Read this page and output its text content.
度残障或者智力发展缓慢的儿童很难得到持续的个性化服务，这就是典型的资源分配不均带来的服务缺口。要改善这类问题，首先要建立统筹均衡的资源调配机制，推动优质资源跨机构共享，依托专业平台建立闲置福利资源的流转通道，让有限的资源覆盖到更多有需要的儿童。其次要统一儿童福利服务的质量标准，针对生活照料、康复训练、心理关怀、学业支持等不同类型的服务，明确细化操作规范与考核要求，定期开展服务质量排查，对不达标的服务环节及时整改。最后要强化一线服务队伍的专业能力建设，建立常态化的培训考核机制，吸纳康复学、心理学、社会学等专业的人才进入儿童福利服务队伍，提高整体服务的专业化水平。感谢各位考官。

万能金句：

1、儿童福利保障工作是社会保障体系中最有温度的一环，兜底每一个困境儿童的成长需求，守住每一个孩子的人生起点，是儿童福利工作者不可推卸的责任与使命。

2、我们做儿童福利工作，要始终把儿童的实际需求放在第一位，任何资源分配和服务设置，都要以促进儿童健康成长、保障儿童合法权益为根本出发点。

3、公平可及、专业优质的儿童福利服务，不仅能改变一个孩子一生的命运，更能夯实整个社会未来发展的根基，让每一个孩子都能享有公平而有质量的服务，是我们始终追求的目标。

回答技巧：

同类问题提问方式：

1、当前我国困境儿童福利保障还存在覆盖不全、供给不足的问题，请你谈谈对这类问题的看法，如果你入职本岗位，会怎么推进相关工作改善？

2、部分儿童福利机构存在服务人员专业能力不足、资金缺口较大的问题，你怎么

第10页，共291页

■ SHORT TASK ■
Write the data from above out again, exactly.

■ COMPLETED TASK ■
Read this page and output its text content.
度残障或者智力发展缓慢的儿童很难得到持续的个性化服务，这就是典型的资源分配不均带来的服务缺口。要改善这类问题，首先要建立统筹均衡的资源调配机制，推动优质资源跨机构共享，依托专业平台建立闲置福利资源的流转通道，让有限的资源覆盖到更多有需要的儿童。其次要统一儿童福利服务的质量标准，针对生活照料、康复训练、心理关怀、学业支持等不同类型的服务，明确细化操作规范与考核要求，定期开展服务质量排查，对不达标的服务环节及时整改。最后要强化一线服务队伍的专业能力建设，建立常态化的培训考核机制，吸纳康复学、心理学、社会学等专业的人才进入儿童福利服务队伍，提高整体服务的专业化水平。感谢各位考官。

万能金句：

1、儿童福利保障工作是社会保障体系中最有温度的一环，兜底每一个困境儿童的成长需求，守住每一个孩子的人生起点，是儿童福利工作者不可推卸的责任与使命。

2、我们做儿童福利工作，要始终把儿童的实际需求放在第一位，任何资源分配和服务设置，都要以促进儿童健康成长、保障儿童合法权益为根本出发点。

3、公平可及、专业优质的儿童福利服务，不仅能改变一个孩子一生的命运，更能夯实整个社会未来发展的根基，让每一个孩子都能享有公平而有质量的服务，是我们始终追求的目标。

回答技巧：

同类问题提问方式：

1、当前我国困境儿童福利保障还存在覆盖不全、供给不足的问题，请你谈谈对这类问题的看法，如果你入职本岗位，会怎么推进相关工作改善？

2、部分儿童福利机构存在服务人员专业能力不足、资金缺口较大的问题，你怎么

第10页，共291页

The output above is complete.